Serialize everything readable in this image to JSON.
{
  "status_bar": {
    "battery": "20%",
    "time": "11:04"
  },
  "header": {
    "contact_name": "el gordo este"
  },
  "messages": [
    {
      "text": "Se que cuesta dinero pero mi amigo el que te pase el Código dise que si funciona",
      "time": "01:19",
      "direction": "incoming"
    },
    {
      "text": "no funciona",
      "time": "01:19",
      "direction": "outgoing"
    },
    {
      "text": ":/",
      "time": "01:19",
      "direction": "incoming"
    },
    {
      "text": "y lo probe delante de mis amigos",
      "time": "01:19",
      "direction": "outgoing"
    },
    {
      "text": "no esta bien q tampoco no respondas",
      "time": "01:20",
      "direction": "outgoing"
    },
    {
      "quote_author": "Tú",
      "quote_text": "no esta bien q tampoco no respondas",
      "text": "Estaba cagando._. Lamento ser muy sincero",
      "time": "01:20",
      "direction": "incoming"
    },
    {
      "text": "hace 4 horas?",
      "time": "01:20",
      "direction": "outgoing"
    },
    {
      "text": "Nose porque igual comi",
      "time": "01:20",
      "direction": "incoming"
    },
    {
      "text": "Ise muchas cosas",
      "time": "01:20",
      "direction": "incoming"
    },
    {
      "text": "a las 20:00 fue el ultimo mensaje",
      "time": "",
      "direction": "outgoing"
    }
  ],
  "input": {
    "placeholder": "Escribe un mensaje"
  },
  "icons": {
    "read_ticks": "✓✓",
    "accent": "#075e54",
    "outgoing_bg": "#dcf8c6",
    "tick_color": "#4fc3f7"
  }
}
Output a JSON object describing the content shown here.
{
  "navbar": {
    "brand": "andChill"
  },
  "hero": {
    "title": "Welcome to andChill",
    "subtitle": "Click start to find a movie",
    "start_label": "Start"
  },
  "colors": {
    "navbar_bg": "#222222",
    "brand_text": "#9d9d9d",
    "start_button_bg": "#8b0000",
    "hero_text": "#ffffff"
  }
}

## WHAT TO PRODUCE
With both ends included, please retype exactly the lines from the line containing "Output a JSON" to the final line of the data.

## EXERCISE ANSWER
Output a JSON object describing the content shown here.
{
  "navbar": {
    "brand": "andChill"
  },
  "hero": {
    "title": "Welcome to andChill",
    "subtitle": "Click start to find a movie",
    "start_label": "Start"
  },
  "colors": {
    "navbar_bg": "#222222",
    "brand_text": "#9d9d9d",
    "start_button_bg": "#8b0000",
    "hero_text": "#ffffff"
  }
}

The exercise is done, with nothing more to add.